SHORT TASK:
Could you give all the records again with "Patent image size" swapped for "Drawing dimensions" wherever it occurs, changing nothing else and leaving the pictures out of your answer?

DATA SUPPLIED:
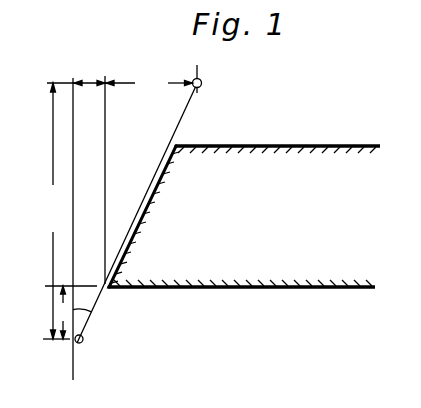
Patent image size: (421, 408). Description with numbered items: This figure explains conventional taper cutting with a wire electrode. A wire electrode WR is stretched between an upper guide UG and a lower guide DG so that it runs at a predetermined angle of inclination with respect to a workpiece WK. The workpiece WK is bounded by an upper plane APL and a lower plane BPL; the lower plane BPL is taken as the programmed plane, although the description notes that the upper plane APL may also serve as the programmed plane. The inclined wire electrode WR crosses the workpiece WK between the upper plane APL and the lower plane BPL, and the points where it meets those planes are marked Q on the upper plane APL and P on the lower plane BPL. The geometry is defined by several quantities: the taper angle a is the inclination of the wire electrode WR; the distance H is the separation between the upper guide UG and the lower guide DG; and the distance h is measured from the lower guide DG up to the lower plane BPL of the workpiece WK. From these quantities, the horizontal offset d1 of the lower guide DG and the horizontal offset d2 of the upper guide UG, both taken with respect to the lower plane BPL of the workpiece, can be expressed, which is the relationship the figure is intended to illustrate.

The workpiece WK is at (313, 162).
The upper plane APL is at (258, 144).
The lower plane BPL is at (213, 288).
The wire electrode WR is at (86, 299).
The upper guide UG is at (203, 83).
The lower guide DG is at (83, 342).
The upper edge point of cut surface Q is at (180, 144).
The lower edge point of cut surface P is at (108, 289).
The offset of the lower guide d1 is at (91, 76).
The offset of the upper guide d2 is at (149, 84).
The distance between the upper guide and lower guide H is at (50, 211).
The distance from the lower guide to the lower plane h is at (63, 312).
The taper angle a is at (82, 298).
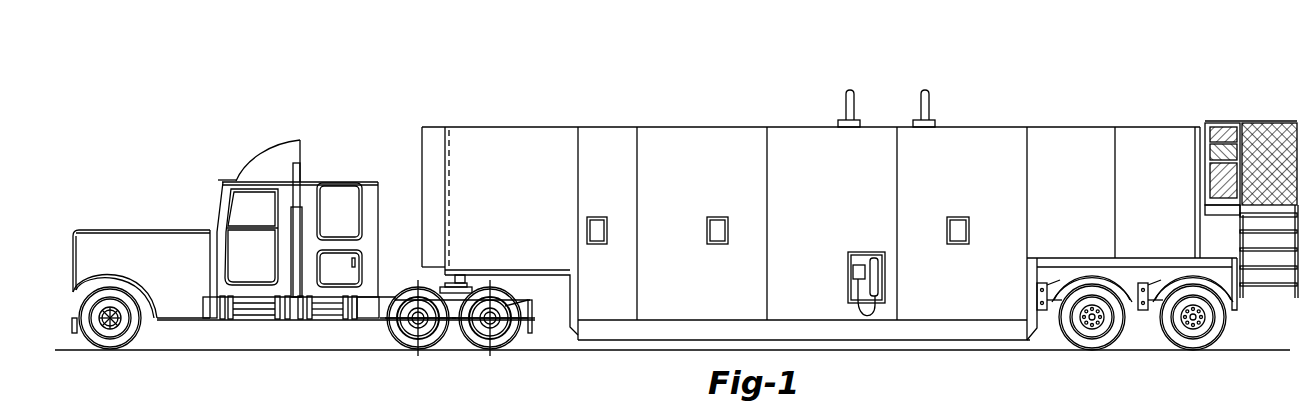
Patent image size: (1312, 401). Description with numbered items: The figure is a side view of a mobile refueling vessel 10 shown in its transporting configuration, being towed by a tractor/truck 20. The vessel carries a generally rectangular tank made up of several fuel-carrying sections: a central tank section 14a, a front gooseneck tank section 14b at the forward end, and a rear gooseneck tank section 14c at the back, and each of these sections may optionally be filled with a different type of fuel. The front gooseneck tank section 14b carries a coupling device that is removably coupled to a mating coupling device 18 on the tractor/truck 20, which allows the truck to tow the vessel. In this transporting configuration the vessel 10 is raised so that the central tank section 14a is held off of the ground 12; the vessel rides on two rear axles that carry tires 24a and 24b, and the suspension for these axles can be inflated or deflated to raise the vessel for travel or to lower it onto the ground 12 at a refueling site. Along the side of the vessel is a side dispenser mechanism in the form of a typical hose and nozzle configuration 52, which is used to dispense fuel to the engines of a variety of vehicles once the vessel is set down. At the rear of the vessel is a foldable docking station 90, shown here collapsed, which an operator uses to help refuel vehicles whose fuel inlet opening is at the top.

The mobile refueling vessel 10 is at (975, 92).
The ground 12 is at (1268, 350).
The central tank section 14a is at (695, 135).
The front gooseneck tank section 14b is at (490, 136).
The rear gooseneck tank section 14c is at (1085, 135).
The mating coupling device 18 is at (468, 285).
The tractor/truck 20 is at (140, 232).
The tire 24a is at (1070, 343).
The tire 24b is at (1197, 343).
The hose and nozzle configuration 52 is at (857, 262).
The foldable docking station 90 is at (1290, 125).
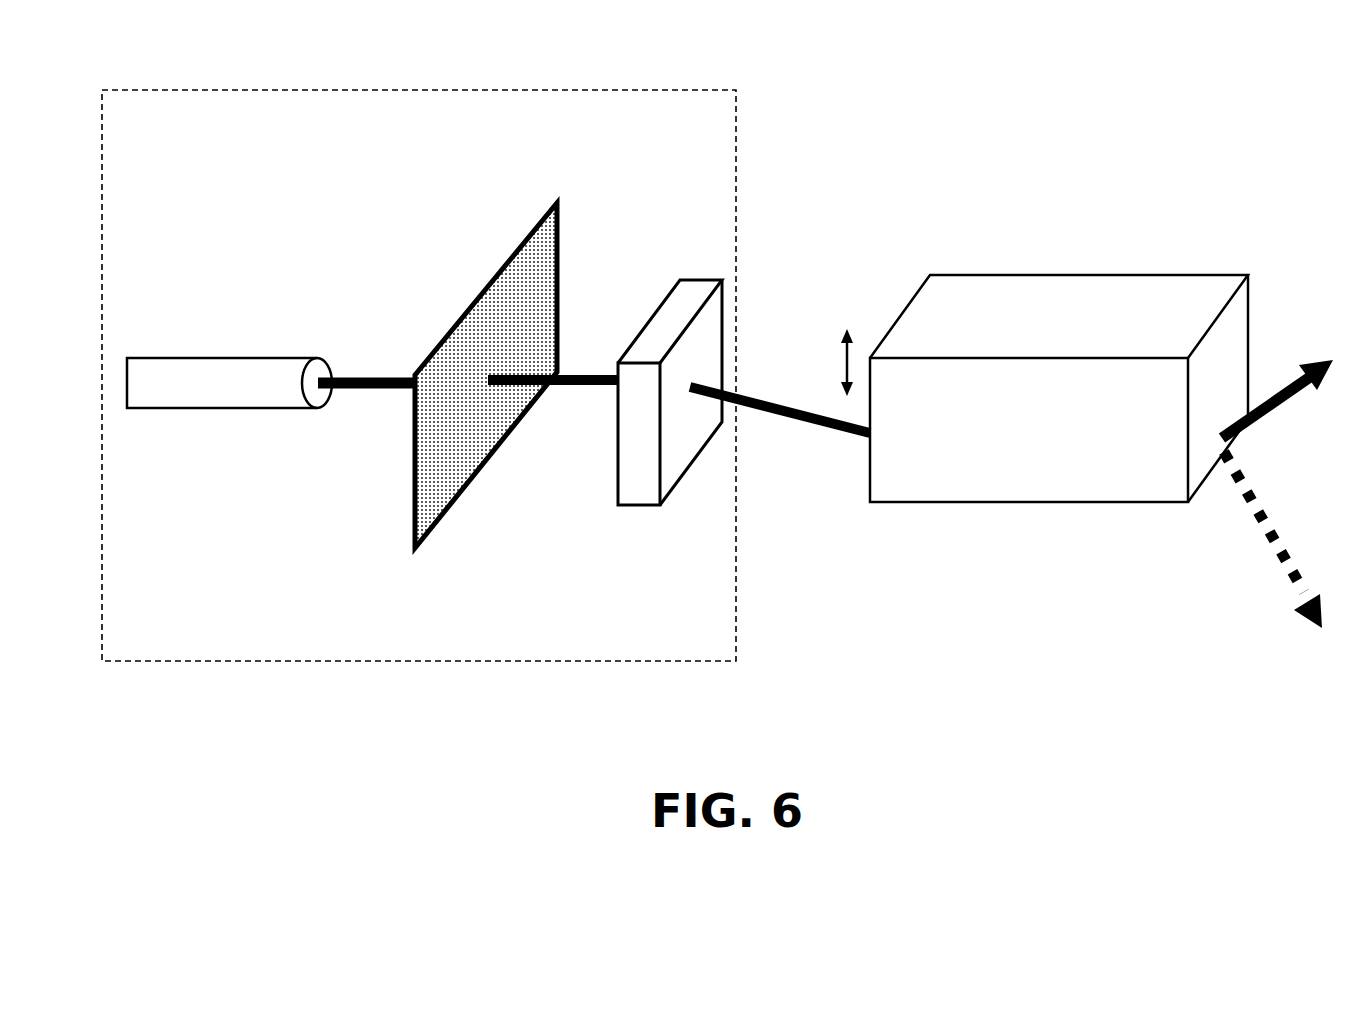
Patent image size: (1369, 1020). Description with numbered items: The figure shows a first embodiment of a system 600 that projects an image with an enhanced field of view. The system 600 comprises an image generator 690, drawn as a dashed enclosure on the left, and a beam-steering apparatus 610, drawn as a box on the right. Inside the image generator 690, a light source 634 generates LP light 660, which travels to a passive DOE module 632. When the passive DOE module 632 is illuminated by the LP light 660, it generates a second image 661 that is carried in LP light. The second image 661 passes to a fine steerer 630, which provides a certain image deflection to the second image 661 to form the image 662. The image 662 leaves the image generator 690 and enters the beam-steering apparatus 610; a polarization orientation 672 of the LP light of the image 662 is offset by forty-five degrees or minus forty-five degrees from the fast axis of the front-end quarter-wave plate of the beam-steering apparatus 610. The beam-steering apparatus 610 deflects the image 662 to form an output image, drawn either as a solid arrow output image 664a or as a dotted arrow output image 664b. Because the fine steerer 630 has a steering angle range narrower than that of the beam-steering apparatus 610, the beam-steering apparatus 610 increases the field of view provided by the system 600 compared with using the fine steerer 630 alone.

The system 600 is at (1033, 667).
The image generator 690 is at (419, 390).
The light source 634 is at (229, 351).
The LP light 660 is at (367, 353).
The passive DOE module 632 is at (442, 372).
The second image 661 is at (553, 347).
The fine steerer 630 is at (646, 354).
The image 662 is at (780, 389).
The polarization orientation 672 is at (842, 351).
The beam-steering apparatus 610 is at (1059, 324).
The output image 664a is at (1277, 379).
The output image 664b is at (1254, 540).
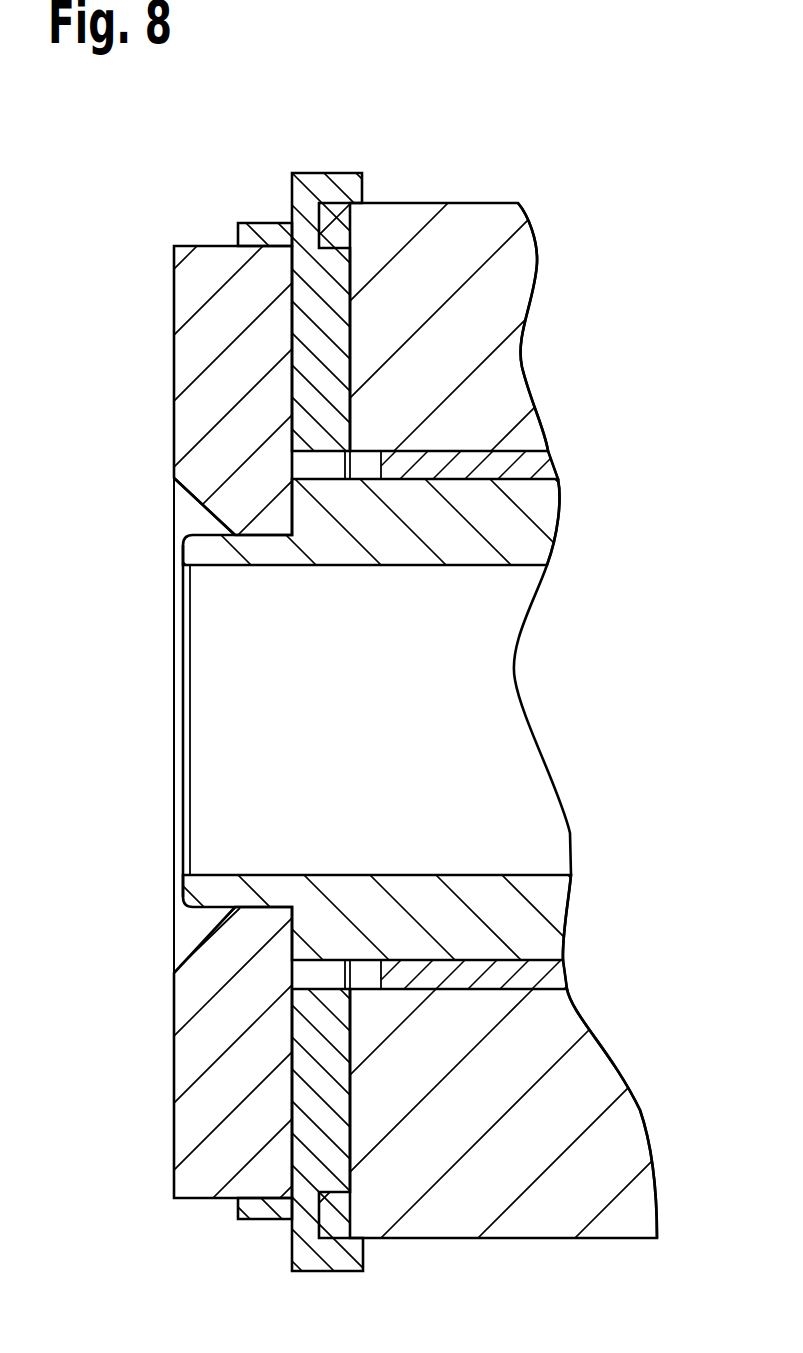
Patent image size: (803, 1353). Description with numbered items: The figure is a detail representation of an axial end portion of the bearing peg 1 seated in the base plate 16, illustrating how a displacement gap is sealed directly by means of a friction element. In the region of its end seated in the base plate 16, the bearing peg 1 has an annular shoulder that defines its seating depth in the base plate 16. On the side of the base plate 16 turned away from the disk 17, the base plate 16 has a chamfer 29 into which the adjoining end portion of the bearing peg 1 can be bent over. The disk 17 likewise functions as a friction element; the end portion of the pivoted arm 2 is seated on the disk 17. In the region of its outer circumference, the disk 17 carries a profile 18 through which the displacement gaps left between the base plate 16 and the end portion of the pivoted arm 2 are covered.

The bearing peg 1 is at (403, 930).
The pivoted arm 2 is at (478, 243).
The base plate 16 is at (237, 320).
The disk 17 is at (327, 379).
The profile 18 is at (242, 180).
The chamfer 29 is at (200, 503).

FINAL RESULT:
Drawing dimensions: (421, 408). Description with numbered items: This figure explains conventional taper cutting with a wire electrode. A wire electrode WR is stretched between an upper guide UG and a lower guide DG so that it runs at a predetermined angle of inclination with respect to a workpiece WK. The workpiece WK is bounded by an upper plane APL and a lower plane BPL; the lower plane BPL is taken as the programmed plane, although the description notes that the upper plane APL may also serve as the programmed plane. The inclined wire electrode WR crosses the workpiece WK between the upper plane APL and the lower plane BPL, and the points where it meets those planes are marked Q on the upper plane APL and P on the lower plane BPL. The geometry is defined by several quantities: the taper angle a is the inclination of the wire electrode WR; the distance H is the separation between the upper guide UG and the lower guide DG; and the distance h is measured from the lower guide DG up to the lower plane BPL of the workpiece WK. From these quantities, the horizontal offset d1 of the lower guide DG and the horizontal offset d2 of the upper guide UG, both taken with respect to the lower plane BPL of the workpiece, can be expressed, which is the relationship the figure is intended to illustrate.

The workpiece WK is at (313, 162).
The upper plane APL is at (258, 144).
The lower plane BPL is at (213, 288).
The wire electrode WR is at (86, 299).
The upper guide UG is at (203, 83).
The lower guide DG is at (83, 342).
The upper edge point of cut surface Q is at (180, 144).
The lower edge point of cut surface P is at (108, 289).
The offset of the lower guide d1 is at (91, 76).
The offset of the upper guide d2 is at (149, 84).
The distance between the upper guide and lower guide H is at (50, 211).
The distance from the lower guide to the lower plane h is at (63, 312).
The taper angle a is at (82, 298).
Drawing dimensions: (1312, 401). Description with numbered items: The figure is a side view of a mobile refueling vessel 10 shown in its transporting configuration, being towed by a tractor/truck 20. The vessel carries a generally rectangular tank made up of several fuel-carrying sections: a central tank section 14a, a front gooseneck tank section 14b at the forward end, and a rear gooseneck tank section 14c at the back, and each of these sections may optionally be filled with a different type of fuel. The front gooseneck tank section 14b carries a coupling device that is removably coupled to a mating coupling device 18 on the tractor/truck 20, which allows the truck to tow the vessel. In this transporting configuration the vessel 10 is raised so that the central tank section 14a is held off of the ground 12; the vessel rides on two rear axles that carry tires 24a and 24b, and the suspension for these axles can be inflated or deflated to raise the vessel for travel or to lower it onto the ground 12 at a refueling site. Along the side of the vessel is a side dispenser mechanism in the form of a typical hose and nozzle configuration 52, which is used to dispense fuel to the engines of a variety of vehicles once the vessel is set down. At the rear of the vessel is a foldable docking station 90, shown here collapsed, which an operator uses to help refuel vehicles whose fuel inlet opening is at the top.

The mobile refueling vessel 10 is at (975, 92).
The ground 12 is at (1268, 350).
The central tank section 14a is at (695, 135).
The front gooseneck tank section 14b is at (490, 136).
The rear gooseneck tank section 14c is at (1085, 135).
The mating coupling device 18 is at (468, 285).
The tractor/truck 20 is at (140, 232).
The tire 24a is at (1070, 343).
The tire 24b is at (1197, 343).
The hose and nozzle configuration 52 is at (857, 262).
The foldable docking station 90 is at (1290, 125).
Drawing dimensions: (1369, 1020). Description with numbered items: The figure shows a first embodiment of a system 600 that projects an image with an enhanced field of view. The system 600 comprises an image generator 690, drawn as a dashed enclosure on the left, and a beam-steering apparatus 610, drawn as a box on the right. Inside the image generator 690, a light source 634 generates LP light 660, which travels to a passive DOE module 632. When the passive DOE module 632 is illuminated by the LP light 660, it generates a second image 661 that is carried in LP light. The second image 661 passes to a fine steerer 630, which provides a certain image deflection to the second image 661 to form the image 662. The image 662 leaves the image generator 690 and enters the beam-steering apparatus 610; a polarization orientation 672 of the LP light of the image 662 is offset by forty-five degrees or minus forty-five degrees from the fast axis of the front-end quarter-wave plate of the beam-steering apparatus 610. The beam-steering apparatus 610 deflects the image 662 to form an output image, drawn either as a solid arrow output image 664a or as a dotted arrow output image 664b. Because the fine steerer 630 has a steering angle range narrower than that of the beam-steering apparatus 610, the beam-steering apparatus 610 increases the field of view provided by the system 600 compared with using the fine steerer 630 alone.

The system 600 is at (1033, 667).
The image generator 690 is at (419, 390).
The light source 634 is at (229, 351).
The LP light 660 is at (367, 353).
The passive DOE module 632 is at (442, 372).
The second image 661 is at (553, 347).
The fine steerer 630 is at (646, 354).
The image 662 is at (780, 389).
The polarization orientation 672 is at (842, 351).
The beam-steering apparatus 610 is at (1059, 324).
The output image 664a is at (1277, 379).
The output image 664b is at (1254, 540).
Drawing dimensions: (803, 1353). Description with numbered items: The figure is a detail representation of an axial end portion of the bearing peg 1 seated in the base plate 16, illustrating how a displacement gap is sealed directly by means of a friction element. In the region of its end seated in the base plate 16, the bearing peg 1 has an annular shoulder that defines its seating depth in the base plate 16. On the side of the base plate 16 turned away from the disk 17, the base plate 16 has a chamfer 29 into which the adjoining end portion of the bearing peg 1 can be bent over. The disk 17 likewise functions as a friction element; the end portion of the pivoted arm 2 is seated on the disk 17. In the region of its outer circumference, the disk 17 carries a profile 18 through which the displacement gaps left between the base plate 16 and the end portion of the pivoted arm 2 are covered.

The bearing peg 1 is at (403, 930).
The pivoted arm 2 is at (478, 243).
The base plate 16 is at (237, 320).
The disk 17 is at (327, 379).
The profile 18 is at (242, 180).
The chamfer 29 is at (200, 503).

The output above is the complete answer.